Exercise: Every line below that holds the string "this" should be copied out.

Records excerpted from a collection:
--- begin ---
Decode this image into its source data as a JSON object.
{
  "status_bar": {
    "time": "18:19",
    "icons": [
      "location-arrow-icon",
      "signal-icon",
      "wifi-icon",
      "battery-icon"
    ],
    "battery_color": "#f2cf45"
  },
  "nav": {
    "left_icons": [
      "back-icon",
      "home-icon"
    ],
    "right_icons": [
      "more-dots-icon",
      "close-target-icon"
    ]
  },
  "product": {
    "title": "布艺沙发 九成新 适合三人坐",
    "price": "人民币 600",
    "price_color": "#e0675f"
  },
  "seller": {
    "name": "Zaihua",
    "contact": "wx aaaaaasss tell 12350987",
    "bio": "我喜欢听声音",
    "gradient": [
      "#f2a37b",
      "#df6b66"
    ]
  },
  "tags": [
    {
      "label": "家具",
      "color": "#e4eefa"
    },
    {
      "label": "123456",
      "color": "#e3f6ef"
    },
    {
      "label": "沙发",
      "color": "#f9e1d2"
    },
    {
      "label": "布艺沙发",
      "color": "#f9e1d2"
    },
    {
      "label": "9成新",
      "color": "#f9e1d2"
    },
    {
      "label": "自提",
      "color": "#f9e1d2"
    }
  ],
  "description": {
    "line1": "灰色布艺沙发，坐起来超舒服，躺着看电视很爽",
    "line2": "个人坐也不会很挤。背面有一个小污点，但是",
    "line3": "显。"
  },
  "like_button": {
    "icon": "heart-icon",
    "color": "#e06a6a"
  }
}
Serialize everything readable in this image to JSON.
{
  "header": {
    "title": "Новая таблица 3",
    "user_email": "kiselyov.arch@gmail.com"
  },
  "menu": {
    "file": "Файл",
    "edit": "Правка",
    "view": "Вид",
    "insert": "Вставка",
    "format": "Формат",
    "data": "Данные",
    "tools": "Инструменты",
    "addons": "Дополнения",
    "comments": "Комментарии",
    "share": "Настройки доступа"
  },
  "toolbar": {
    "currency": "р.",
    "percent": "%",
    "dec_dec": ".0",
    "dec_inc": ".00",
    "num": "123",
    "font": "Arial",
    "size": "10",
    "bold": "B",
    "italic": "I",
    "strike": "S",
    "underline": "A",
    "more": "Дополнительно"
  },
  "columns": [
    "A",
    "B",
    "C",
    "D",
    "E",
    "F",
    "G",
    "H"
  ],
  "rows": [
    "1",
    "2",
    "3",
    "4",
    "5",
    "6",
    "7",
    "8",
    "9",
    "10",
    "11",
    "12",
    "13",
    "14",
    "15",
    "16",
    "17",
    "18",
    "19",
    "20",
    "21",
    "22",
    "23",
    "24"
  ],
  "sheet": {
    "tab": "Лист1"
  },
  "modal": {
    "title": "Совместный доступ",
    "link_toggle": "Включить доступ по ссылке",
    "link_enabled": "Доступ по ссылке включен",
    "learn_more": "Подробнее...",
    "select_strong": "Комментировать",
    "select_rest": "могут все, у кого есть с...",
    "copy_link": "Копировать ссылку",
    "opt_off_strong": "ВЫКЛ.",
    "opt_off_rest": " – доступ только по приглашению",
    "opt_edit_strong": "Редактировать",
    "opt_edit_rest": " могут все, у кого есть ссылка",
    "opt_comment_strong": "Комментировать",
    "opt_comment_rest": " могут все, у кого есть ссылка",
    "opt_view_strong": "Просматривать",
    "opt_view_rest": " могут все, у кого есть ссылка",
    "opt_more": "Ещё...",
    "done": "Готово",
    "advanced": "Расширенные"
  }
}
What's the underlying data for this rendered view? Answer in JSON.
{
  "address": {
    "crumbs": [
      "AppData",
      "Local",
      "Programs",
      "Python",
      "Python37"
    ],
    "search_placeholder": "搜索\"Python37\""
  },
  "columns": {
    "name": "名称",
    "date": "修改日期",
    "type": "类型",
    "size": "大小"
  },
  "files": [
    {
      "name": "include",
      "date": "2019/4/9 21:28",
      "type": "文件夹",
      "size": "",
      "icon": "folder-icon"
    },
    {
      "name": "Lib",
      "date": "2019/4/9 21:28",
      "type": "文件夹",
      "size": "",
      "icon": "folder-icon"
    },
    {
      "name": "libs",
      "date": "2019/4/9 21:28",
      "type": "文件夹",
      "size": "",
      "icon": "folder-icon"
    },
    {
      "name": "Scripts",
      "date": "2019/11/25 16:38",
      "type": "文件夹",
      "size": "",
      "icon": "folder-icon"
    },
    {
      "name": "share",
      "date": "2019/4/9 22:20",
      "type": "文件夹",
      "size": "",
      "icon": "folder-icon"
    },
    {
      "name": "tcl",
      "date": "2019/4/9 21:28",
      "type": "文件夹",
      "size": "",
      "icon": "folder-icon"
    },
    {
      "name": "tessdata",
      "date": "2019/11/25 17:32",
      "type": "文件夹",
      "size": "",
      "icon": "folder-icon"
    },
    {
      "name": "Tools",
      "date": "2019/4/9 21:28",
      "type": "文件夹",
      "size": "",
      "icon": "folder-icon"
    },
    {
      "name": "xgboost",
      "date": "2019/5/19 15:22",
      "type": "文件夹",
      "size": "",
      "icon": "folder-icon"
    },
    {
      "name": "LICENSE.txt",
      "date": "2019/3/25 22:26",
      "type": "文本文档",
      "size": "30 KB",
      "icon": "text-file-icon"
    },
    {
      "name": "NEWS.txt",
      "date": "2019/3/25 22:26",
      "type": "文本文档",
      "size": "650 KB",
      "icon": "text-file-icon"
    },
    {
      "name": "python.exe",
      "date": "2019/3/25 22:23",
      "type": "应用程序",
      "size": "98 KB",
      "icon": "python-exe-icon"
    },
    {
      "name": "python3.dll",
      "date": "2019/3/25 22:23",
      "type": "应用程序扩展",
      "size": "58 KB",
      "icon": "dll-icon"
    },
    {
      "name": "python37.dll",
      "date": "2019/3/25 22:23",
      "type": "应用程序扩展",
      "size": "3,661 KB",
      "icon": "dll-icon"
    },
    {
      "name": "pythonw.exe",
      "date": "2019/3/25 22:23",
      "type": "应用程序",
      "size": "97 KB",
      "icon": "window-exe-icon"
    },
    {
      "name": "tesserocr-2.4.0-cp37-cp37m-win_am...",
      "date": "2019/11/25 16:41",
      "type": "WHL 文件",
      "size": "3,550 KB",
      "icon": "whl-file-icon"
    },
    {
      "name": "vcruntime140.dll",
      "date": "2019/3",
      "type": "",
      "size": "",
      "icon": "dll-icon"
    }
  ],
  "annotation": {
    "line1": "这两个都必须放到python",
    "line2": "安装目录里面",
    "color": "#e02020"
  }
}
--- end ---
Written reply:
Decode this image into its source data as a JSON object.
Serialize everything readable in this image to JSON.
What's the underlying data for this rendered view? Answer in JSON.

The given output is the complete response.